PROBLEM TO WORK ON
Lines containing the string "ylabel" are to be counted; report only how many there are.

------------------------------

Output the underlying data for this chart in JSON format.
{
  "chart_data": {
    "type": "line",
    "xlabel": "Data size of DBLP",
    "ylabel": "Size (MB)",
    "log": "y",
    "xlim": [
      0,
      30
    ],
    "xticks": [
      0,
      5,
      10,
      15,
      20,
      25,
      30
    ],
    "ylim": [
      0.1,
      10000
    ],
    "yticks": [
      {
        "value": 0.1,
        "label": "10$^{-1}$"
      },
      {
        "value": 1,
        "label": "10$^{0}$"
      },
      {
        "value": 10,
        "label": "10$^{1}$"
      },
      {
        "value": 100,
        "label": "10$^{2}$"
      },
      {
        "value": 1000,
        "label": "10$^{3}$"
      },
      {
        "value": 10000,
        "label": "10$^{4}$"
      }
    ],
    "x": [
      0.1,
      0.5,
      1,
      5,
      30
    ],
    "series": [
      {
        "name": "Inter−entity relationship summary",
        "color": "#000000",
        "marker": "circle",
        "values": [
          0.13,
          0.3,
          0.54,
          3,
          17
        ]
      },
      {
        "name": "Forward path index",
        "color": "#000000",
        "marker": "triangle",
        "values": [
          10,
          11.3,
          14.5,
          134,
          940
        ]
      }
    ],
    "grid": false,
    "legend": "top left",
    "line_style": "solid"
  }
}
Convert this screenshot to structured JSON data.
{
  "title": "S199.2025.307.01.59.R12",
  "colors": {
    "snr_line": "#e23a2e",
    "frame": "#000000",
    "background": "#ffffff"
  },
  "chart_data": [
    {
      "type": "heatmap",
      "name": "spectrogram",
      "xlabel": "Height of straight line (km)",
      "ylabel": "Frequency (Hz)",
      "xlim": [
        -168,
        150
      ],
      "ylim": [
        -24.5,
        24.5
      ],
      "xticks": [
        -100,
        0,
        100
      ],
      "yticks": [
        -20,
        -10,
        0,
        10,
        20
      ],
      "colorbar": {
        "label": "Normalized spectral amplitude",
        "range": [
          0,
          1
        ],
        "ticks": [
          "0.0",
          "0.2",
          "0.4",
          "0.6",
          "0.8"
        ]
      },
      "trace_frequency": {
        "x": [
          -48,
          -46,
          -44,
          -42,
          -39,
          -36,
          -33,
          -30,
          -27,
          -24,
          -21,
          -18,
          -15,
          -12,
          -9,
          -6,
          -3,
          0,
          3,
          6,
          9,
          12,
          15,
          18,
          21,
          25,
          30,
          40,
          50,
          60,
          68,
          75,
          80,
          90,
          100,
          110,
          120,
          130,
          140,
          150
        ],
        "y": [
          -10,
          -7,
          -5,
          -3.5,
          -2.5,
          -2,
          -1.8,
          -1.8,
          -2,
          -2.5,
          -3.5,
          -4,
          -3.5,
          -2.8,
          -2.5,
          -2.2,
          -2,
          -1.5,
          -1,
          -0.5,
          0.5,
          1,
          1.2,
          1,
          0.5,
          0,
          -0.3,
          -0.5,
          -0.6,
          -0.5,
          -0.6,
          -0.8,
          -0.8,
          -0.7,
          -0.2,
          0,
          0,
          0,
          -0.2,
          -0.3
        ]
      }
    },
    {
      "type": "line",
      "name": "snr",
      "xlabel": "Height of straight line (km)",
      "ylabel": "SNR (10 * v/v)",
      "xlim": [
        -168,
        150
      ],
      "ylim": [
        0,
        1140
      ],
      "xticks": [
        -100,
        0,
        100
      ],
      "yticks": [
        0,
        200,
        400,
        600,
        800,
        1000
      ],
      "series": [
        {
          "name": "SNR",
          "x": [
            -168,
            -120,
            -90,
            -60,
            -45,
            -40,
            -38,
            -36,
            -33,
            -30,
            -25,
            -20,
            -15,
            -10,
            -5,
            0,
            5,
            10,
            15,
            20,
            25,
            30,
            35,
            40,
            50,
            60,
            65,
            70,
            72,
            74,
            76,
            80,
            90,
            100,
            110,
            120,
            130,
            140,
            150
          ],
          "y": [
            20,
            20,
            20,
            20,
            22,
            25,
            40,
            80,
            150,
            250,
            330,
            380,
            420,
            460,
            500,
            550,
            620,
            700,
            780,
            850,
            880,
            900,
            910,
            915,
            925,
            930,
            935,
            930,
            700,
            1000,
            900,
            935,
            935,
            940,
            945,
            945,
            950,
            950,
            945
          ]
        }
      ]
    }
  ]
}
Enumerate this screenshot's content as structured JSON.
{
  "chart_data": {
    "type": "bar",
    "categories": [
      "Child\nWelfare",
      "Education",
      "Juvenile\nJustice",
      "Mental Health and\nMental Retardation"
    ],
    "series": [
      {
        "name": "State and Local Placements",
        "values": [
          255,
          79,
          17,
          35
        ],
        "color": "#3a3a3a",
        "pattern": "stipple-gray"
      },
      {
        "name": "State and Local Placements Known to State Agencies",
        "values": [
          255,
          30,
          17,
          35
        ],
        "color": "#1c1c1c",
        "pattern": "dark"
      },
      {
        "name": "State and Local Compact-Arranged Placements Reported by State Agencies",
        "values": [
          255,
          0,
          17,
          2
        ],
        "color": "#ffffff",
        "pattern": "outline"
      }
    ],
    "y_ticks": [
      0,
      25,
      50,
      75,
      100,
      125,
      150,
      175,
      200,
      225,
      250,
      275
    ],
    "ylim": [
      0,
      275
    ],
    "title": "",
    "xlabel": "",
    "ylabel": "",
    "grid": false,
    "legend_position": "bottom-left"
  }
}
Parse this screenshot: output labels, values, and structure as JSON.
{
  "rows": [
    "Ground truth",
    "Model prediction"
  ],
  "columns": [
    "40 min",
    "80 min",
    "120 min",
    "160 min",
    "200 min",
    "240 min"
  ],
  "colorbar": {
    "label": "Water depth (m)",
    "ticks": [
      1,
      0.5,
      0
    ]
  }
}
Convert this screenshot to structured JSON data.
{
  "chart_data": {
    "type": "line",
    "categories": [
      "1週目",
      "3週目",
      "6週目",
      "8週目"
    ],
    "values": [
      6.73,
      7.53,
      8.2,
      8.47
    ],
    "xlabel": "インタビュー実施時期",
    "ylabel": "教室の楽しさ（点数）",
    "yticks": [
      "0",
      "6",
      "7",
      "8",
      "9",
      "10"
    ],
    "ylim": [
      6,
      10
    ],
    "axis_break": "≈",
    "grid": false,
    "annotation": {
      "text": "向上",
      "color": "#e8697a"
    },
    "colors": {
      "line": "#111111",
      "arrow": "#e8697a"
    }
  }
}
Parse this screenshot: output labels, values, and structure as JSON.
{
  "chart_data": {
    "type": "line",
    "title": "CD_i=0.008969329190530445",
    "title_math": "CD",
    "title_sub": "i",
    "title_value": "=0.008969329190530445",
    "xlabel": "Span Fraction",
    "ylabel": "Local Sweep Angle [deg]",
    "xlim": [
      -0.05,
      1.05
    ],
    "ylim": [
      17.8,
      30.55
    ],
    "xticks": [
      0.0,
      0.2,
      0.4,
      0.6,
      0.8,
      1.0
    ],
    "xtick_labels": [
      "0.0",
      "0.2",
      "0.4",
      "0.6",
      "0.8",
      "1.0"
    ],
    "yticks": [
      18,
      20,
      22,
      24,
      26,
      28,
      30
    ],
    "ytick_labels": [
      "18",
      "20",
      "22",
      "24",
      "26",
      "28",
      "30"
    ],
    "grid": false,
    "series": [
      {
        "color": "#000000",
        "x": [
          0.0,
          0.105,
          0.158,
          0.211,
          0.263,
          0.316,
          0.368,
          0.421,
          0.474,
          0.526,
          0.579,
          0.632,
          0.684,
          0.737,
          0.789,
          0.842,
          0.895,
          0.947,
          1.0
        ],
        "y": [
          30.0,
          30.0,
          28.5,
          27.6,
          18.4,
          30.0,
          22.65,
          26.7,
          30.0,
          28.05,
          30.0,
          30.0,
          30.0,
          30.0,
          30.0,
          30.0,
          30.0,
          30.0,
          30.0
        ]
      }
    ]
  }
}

------------------------------

RESULT FOR THIS EXERCISE
6